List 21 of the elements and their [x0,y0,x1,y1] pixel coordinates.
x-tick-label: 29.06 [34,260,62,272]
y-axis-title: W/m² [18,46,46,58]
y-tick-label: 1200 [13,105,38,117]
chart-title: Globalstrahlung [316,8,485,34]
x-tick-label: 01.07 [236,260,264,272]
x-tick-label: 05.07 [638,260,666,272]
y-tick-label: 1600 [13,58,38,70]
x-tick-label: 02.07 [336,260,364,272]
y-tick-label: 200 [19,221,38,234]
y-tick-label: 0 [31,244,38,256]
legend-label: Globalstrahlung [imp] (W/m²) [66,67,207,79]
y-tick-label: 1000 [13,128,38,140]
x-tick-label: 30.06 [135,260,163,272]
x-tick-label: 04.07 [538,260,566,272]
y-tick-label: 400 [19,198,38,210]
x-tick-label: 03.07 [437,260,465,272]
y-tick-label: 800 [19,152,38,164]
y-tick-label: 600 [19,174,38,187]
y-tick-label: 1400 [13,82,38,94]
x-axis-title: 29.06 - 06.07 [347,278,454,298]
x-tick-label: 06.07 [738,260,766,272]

********************

Copy all the records above line for line, changing nothing.

WRITTEN SOLUTION
List 21 of the elements and their [x0,y0,x1,y1] pixel coordinates.
x-tick-label: 29.06 [34,260,62,272]
y-axis-title: W/m² [18,46,46,58]
y-tick-label: 1200 [13,105,38,117]
chart-title: Globalstrahlung [316,8,485,34]
x-tick-label: 01.07 [236,260,264,272]
x-tick-label: 05.07 [638,260,666,272]
y-tick-label: 1600 [13,58,38,70]
x-tick-label: 02.07 [336,260,364,272]
y-tick-label: 200 [19,221,38,234]
y-tick-label: 0 [31,244,38,256]
legend-label: Globalstrahlung [imp] (W/m²) [66,67,207,79]
y-tick-label: 1000 [13,128,38,140]
x-tick-label: 30.06 [135,260,163,272]
x-tick-label: 04.07 [538,260,566,272]
y-tick-label: 400 [19,198,38,210]
x-tick-label: 03.07 [437,260,465,272]
y-tick-label: 800 [19,152,38,164]
y-tick-label: 600 [19,174,38,187]
y-tick-label: 1400 [13,82,38,94]
x-axis-title: 29.06 - 06.07 [347,278,454,298]
x-tick-label: 06.07 [738,260,766,272]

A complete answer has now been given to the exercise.